EXERCISE INSTRUCTIONS:
The records below must be output exactly, without pictures.

[Collected data]

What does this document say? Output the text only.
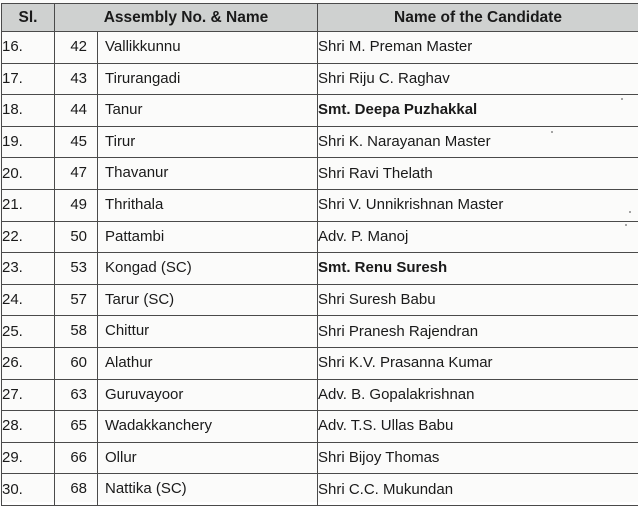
Sl.	Assembly No. & Name	Name of the Candidate
16.	42 Vallikkunnu	Shri M. Preman Master
17.	43 Tirurangadi	Shri Riju C. Raghav
18.	44 Tanur	Smt. Deepa Puzhakkal
19.	45 Tirur	Shri K. Narayanan Master
20.	47 Thavanur	Shri Ravi Thelath
21.	49 Thrithala	Shri V. Unnikrishnan Master
22.	50 Pattambi	Adv. P. Manoj
23.	53 Kongad (SC)	Smt. Renu Suresh
24.	57 Tarur (SC)	Shri Suresh Babu
25.	58 Chittur	Shri Pranesh Rajendran
26.	60 Alathur	Shri K.V. Prasanna Kumar
27.	63 Guruvayoor	Adv. B. Gopalakrishnan
28.	65 Wadakkanchery	Adv. T.S. Ullas Babu
29.	66 Ollur	Shri Bijoy Thomas
30.	68 Nattika (SC)	Shri C.C. Mukundan
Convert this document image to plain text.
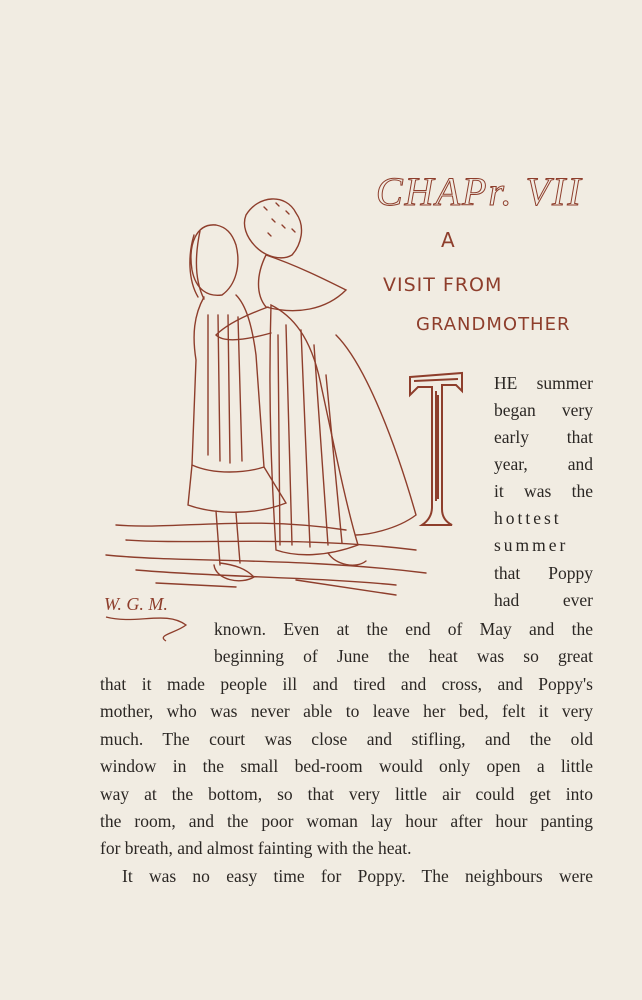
W. G. M.
CHAPr. VII
A
VISIT FROM
GRANDMOTHER
HE summer
began very
early that
year, and
it was the
hottest
summer
that Poppy
had ever
known. Even at the end of May and the
beginning of June the heat was so great
that it made people ill and tired and cross, and Poppy's
mother, who was never able to leave her bed, felt it very
much. The court was close and stifling, and the old
window in the small bed-room would only open a little
way at the bottom, so that very little air could get into
the room, and the poor woman lay hour after hour panting
for breath, and almost fainting with the heat.
It was no easy time for Poppy. The neighbours were
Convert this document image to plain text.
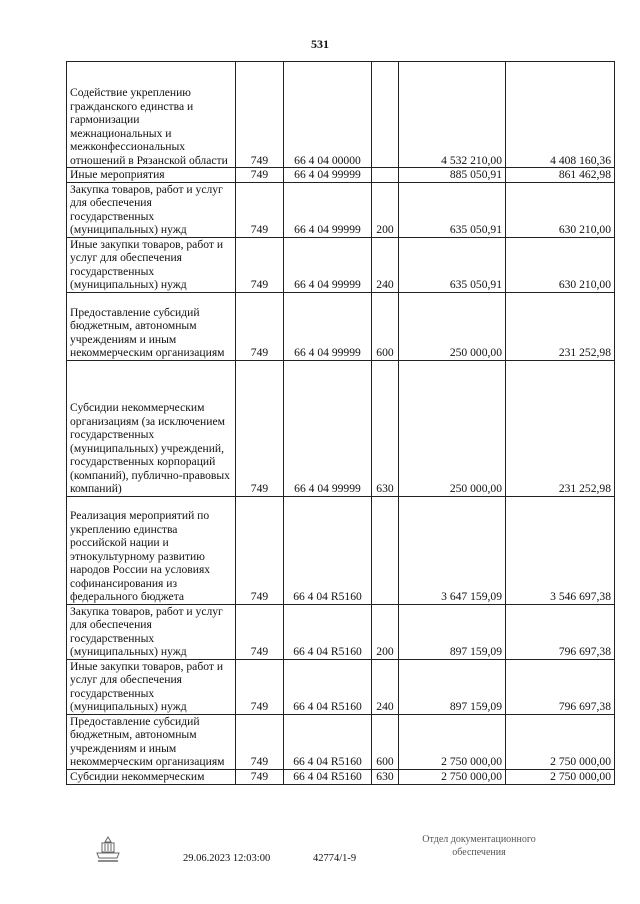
531
Содействие укреплению гражданского единства и гармонизации межнациональных и межконфессиональных отношений в Рязанской области	749	66 4 04 00000		4 532 210,00	4 408 160,36
Иные мероприятия	749	66 4 04 99999		885 050,91	861 462,98
Закупка товаров, работ и услуг для обеспечения государственных (муниципальных) нужд	749	66 4 04 99999	200	635 050,91	630 210,00
Иные закупки товаров, работ и услуг для обеспечения государственных (муниципальных) нужд	749	66 4 04 99999	240	635 050,91	630 210,00
Предоставление субсидий бюджетным, автономным учреждениям и иным некоммерческим организациям	749	66 4 04 99999	600	250 000,00	231 252,98
Субсидии некоммерческим организациям (за исключением государственных (муниципальных) учреждений, государственных корпораций (компаний), публично-правовых компаний)	749	66 4 04 99999	630	250 000,00	231 252,98
Реализация мероприятий по укреплению единства российской нации и этнокультурному развитию народов России на условиях софинансирования из федерального бюджета	749	66 4 04 R5160		3 647 159,09	3 546 697,38
Закупка товаров, работ и услуг для обеспечения государственных (муниципальных) нужд	749	66 4 04 R5160	200	897 159,09	796 697,38
Иные закупки товаров, работ и услуг для обеспечения государственных (муниципальных) нужд	749	66 4 04 R5160	240	897 159,09	796 697,38
Предоставление субсидий бюджетным, автономным учреждениям и иным некоммерческим организациям	749	66 4 04 R5160	600	2 750 000,00	2 750 000,00
Субсидии некоммерческим	749	66 4 04 R5160	630	2 750 000,00	2 750 000,00
29.06.2023 12:03:00	42774/1-9
Отдел документационного
обеспечения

TASK SOLUTION:
What does this document say? Output the text only.
Sl.	Assembly No. & Name	Name of the Candidate
16.	42 Vallikkunnu	Shri M. Preman Master
17.	43 Tirurangadi	Shri Riju C. Raghav
18.	44 Tanur	Smt. Deepa Puzhakkal
19.	45 Tirur	Shri K. Narayanan Master
20.	47 Thavanur	Shri Ravi Thelath
21.	49 Thrithala	Shri V. Unnikrishnan Master
22.	50 Pattambi	Adv. P. Manoj
23.	53 Kongad (SC)	Smt. Renu Suresh
24.	57 Tarur (SC)	Shri Suresh Babu
25.	58 Chittur	Shri Pranesh Rajendran
26.	60 Alathur	Shri K.V. Prasanna Kumar
27.	63 Guruvayoor	Adv. B. Gopalakrishnan
28.	65 Wadakkanchery	Adv. T.S. Ullas Babu
29.	66 Ollur	Shri Bijoy Thomas
30.	68 Nattika (SC)	Shri C.C. Mukundan
Convert this document image to plain text.
W. G. M.
CHAPr. VII
A
VISIT FROM
GRANDMOTHER
HE summer
began very
early that
year, and
it was the
hottest
summer
that Poppy
had ever
known. Even at the end of May and the
beginning of June the heat was so great
that it made people ill and tired and cross, and Poppy's
mother, who was never able to leave her bed, felt it very
much. The court was close and stifling, and the old
window in the small bed-room would only open a little
way at the bottom, so that very little air could get into
the room, and the poor woman lay hour after hour panting
for breath, and almost fainting with the heat.
It was no easy time for Poppy. The neighbours were
Convert this document image to plain text.
531
Содействие укреплению гражданского единства и гармонизации межнациональных и межконфессиональных отношений в Рязанской области	749	66 4 04 00000		4 532 210,00	4 408 160,36
Иные мероприятия	749	66 4 04 99999		885 050,91	861 462,98
Закупка товаров, работ и услуг для обеспечения государственных (муниципальных) нужд	749	66 4 04 99999	200	635 050,91	630 210,00
Иные закупки товаров, работ и услуг для обеспечения государственных (муниципальных) нужд	749	66 4 04 99999	240	635 050,91	630 210,00
Предоставление субсидий бюджетным, автономным учреждениям и иным некоммерческим организациям	749	66 4 04 99999	600	250 000,00	231 252,98
Субсидии некоммерческим организациям (за исключением государственных (муниципальных) учреждений, государственных корпораций (компаний), публично-правовых компаний)	749	66 4 04 99999	630	250 000,00	231 252,98
Реализация мероприятий по укреплению единства российской нации и этнокультурному развитию народов России на условиях софинансирования из федерального бюджета	749	66 4 04 R5160		3 647 159,09	3 546 697,38
Закупка товаров, работ и услуг для обеспечения государственных (муниципальных) нужд	749	66 4 04 R5160	200	897 159,09	796 697,38
Иные закупки товаров, работ и услуг для обеспечения государственных (муниципальных) нужд	749	66 4 04 R5160	240	897 159,09	796 697,38
Предоставление субсидий бюджетным, автономным учреждениям и иным некоммерческим организациям	749	66 4 04 R5160	600	2 750 000,00	2 750 000,00
Субсидии некоммерческим	749	66 4 04 R5160	630	2 750 000,00	2 750 000,00
29.06.2023 12:03:00	42774/1-9
Отдел документационного
обеспечения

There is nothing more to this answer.